## Exercise details
Extract the listing below in full, unchanged.

Excerpt from a dataset
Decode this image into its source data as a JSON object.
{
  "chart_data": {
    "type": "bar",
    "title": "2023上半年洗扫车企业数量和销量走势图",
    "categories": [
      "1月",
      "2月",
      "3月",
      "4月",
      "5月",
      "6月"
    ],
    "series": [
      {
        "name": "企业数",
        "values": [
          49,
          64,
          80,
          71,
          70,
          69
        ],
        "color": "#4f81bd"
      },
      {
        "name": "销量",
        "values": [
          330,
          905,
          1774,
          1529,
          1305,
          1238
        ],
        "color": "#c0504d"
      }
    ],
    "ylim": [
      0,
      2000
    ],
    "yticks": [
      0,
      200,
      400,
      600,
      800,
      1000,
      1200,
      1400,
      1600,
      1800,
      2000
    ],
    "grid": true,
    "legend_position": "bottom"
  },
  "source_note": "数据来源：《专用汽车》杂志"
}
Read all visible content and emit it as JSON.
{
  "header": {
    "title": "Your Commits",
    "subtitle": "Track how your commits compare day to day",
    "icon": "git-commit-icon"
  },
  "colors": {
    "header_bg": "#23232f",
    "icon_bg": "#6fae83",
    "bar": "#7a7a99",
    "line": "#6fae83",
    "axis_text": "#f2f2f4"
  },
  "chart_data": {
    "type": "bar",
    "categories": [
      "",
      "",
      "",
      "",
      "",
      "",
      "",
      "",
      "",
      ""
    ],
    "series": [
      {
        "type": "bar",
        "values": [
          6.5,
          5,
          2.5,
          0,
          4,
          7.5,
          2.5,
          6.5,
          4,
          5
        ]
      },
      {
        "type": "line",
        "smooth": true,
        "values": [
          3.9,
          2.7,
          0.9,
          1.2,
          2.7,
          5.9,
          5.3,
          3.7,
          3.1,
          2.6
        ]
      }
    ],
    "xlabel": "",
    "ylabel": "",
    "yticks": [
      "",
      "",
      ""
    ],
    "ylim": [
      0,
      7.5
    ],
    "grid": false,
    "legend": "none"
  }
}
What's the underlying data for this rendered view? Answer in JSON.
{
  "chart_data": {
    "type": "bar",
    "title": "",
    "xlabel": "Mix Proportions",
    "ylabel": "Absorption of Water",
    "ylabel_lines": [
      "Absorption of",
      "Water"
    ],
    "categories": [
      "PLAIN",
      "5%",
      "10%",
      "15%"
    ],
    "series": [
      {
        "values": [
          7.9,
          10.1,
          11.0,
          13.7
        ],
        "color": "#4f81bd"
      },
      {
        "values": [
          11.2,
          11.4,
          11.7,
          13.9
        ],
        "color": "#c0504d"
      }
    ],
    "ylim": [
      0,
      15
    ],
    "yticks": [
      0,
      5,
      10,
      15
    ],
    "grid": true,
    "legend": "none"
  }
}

## Correct output
Decode this image into its source data as a JSON object.
{
  "chart_data": {
    "type": "bar",
    "title": "2023上半年洗扫车企业数量和销量走势图",
    "categories": [
      "1月",
      "2月",
      "3月",
      "4月",
      "5月",
      "6月"
    ],
    "series": [
      {
        "name": "企业数",
        "values": [
          49,
          64,
          80,
          71,
          70,
          69
        ],
        "color": "#4f81bd"
      },
      {
        "name": "销量",
        "values": [
          330,
          905,
          1774,
          1529,
          1305,
          1238
        ],
        "color": "#c0504d"
      }
    ],
    "ylim": [
      0,
      2000
    ],
    "yticks": [
      0,
      200,
      400,
      600,
      800,
      1000,
      1200,
      1400,
      1600,
      1800,
      2000
    ],
    "grid": true,
    "legend_position": "bottom"
  },
  "source_note": "数据来源：《专用汽车》杂志"
}
Read all visible content and emit it as JSON.
{
  "header": {
    "title": "Your Commits",
    "subtitle": "Track how your commits compare day to day",
    "icon": "git-commit-icon"
  },
  "colors": {
    "header_bg": "#23232f",
    "icon_bg": "#6fae83",
    "bar": "#7a7a99",
    "line": "#6fae83",
    "axis_text": "#f2f2f4"
  },
  "chart_data": {
    "type": "bar",
    "categories": [
      "",
      "",
      "",
      "",
      "",
      "",
      "",
      "",
      "",
      ""
    ],
    "series": [
      {
        "type": "bar",
        "values": [
          6.5,
          5,
          2.5,
          0,
          4,
          7.5,
          2.5,
          6.5,
          4,
          5
        ]
      },
      {
        "type": "line",
        "smooth": true,
        "values": [
          3.9,
          2.7,
          0.9,
          1.2,
          2.7,
          5.9,
          5.3,
          3.7,
          3.1,
          2.6
        ]
      }
    ],
    "xlabel": "",
    "ylabel": "",
    "yticks": [
      "",
      "",
      ""
    ],
    "ylim": [
      0,
      7.5
    ],
    "grid": false,
    "legend": "none"
  }
}
What's the underlying data for this rendered view? Answer in JSON.
{
  "chart_data": {
    "type": "bar",
    "title": "",
    "xlabel": "Mix Proportions",
    "ylabel": "Absorption of Water",
    "ylabel_lines": [
      "Absorption of",
      "Water"
    ],
    "categories": [
      "PLAIN",
      "5%",
      "10%",
      "15%"
    ],
    "series": [
      {
        "values": [
          7.9,
          10.1,
          11.0,
          13.7
        ],
        "color": "#4f81bd"
      },
      {
        "values": [
          11.2,
          11.4,
          11.7,
          13.9
        ],
        "color": "#c0504d"
      }
    ],
    "ylim": [
      0,
      15
    ],
    "yticks": [
      0,
      5,
      10,
      15
    ],
    "grid": true,
    "legend": "none"
  }
}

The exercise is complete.